Dynamic Application Security Testing
Dynamic application security testing (DAST) is another form of security testing like static analysis (SAST), but it works while an application of the system is running. These tools detect runtime vulnerabilities in executing code. They have a high degree of precision since detected vulnerabilities are real, but they can only detect vulnerabilities in code that is executed and within conditions that are present during testing. IEC 62443 makes it clear that all types of application security testing should be done.
Traceability
Security requirements in IACS systems need to be verified and validated. This requires that there be traceability between the requirement, the implementation (usually source code), and the tests that validate it. Maintaining these links manually is likely impossible, so automation plays a key role in keeping traceability precise and up to date. Compliance records and documentation can also be automated as needed.
Automating Bidirectional Traceability
Application life cycle management tools include requirements management capabilities that are mature and tend to be the hub for traceability, which includes security requirements and threat modeling. Integrated software testing solutions, like those that Parasoft provides, complete the verification and validation of security requirements through automation. Providing automated bidirectional traceability to the executable test case includes the pass or fail result and traces down to the source code that implements the requirement.

EXTRACTED RECORDS ->
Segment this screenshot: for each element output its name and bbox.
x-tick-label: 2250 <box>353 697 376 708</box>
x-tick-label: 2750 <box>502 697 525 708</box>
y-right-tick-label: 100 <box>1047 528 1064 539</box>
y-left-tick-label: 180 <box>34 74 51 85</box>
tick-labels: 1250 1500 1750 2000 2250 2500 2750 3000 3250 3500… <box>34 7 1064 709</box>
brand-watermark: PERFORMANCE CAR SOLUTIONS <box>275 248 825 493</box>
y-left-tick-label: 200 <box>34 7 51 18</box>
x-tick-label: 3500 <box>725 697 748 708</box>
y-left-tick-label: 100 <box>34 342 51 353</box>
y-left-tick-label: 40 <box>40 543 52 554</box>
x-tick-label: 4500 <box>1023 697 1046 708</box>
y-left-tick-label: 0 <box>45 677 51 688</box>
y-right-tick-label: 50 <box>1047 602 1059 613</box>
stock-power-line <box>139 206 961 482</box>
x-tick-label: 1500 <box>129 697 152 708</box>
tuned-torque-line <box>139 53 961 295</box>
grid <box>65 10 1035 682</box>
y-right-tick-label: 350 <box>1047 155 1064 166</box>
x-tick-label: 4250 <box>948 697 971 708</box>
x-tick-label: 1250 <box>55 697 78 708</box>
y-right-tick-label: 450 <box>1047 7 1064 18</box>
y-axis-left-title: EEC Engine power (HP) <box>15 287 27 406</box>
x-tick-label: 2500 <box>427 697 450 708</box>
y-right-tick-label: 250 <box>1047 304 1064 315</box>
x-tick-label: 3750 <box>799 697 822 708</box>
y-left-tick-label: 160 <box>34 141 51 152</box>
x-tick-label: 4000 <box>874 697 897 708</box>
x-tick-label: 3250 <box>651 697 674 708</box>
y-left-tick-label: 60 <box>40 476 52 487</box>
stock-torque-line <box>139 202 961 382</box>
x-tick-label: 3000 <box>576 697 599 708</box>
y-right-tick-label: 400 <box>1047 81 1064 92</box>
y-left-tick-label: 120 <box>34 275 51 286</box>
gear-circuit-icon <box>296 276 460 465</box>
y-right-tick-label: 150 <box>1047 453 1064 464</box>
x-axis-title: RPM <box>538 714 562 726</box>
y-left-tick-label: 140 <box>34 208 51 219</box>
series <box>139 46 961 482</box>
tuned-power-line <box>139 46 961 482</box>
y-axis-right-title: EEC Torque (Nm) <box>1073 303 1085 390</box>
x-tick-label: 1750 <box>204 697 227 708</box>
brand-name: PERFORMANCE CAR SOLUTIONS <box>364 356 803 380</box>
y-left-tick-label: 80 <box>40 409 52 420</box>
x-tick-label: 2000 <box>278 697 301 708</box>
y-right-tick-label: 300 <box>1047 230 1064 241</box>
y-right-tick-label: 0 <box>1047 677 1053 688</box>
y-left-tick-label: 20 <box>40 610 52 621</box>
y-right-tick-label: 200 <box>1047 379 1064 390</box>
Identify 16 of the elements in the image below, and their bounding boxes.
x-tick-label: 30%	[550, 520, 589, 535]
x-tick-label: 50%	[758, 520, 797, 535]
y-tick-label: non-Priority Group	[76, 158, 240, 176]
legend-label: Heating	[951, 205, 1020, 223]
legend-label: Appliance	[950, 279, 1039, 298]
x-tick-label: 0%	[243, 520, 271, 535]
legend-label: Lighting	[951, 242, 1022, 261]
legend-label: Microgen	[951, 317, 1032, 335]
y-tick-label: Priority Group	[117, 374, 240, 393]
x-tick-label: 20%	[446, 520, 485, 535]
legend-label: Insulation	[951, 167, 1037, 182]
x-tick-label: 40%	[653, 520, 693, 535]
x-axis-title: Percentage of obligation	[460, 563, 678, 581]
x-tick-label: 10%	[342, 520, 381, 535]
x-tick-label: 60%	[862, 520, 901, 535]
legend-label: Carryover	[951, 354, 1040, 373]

EXERCISE -> Please state what kind of vulnerabilities DAST tools detect, according to the security testing text.

SOLUTION -> Runtime vulnerabilities in executing code.